» Exercise data
* * * * * * * * *

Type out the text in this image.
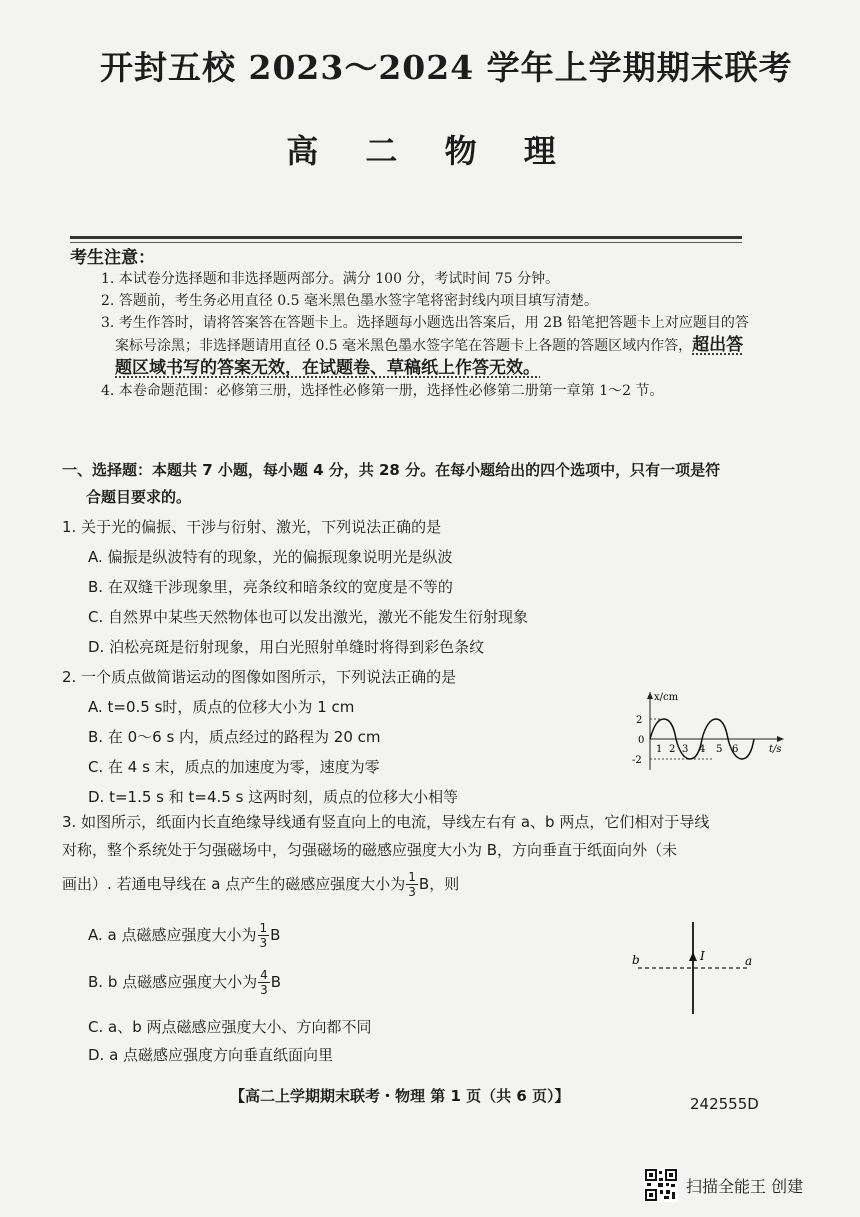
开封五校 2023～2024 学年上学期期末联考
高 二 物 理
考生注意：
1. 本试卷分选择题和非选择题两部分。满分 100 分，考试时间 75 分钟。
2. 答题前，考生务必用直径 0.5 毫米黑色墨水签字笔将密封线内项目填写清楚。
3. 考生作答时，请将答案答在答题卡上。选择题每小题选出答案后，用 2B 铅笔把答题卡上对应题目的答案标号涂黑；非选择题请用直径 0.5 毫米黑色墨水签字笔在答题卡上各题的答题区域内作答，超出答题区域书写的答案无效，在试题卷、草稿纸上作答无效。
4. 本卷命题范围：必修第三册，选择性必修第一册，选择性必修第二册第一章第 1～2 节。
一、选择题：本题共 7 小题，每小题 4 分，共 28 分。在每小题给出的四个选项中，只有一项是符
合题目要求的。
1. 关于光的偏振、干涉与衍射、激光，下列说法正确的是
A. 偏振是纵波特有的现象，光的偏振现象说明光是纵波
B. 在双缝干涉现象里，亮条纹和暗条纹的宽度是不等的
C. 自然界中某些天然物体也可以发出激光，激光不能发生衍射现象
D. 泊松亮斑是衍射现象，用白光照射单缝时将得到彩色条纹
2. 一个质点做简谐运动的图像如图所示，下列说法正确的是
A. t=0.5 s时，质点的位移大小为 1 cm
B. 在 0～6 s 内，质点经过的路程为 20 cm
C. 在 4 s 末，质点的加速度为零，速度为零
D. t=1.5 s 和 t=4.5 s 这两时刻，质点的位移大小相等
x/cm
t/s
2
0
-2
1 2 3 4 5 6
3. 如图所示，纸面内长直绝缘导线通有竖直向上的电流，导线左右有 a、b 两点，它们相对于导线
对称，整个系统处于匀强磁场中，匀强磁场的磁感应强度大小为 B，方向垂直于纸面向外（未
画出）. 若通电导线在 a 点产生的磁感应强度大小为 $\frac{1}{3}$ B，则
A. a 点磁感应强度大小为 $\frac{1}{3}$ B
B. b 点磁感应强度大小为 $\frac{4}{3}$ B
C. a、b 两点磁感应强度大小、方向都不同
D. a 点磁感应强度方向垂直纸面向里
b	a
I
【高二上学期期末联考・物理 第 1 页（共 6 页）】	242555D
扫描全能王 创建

* * * * * * * * *

» Task goal
Show each line holding the word "frac".

» Problem solution
画出）. 若通电导线在 a 点产生的磁感应强度大小为 $\frac{1}{3}$ B，则
A. a 点磁感应强度大小为 $\frac{1}{3}$ B
B. b 点磁感应强度大小为 $\frac{4}{3}$ B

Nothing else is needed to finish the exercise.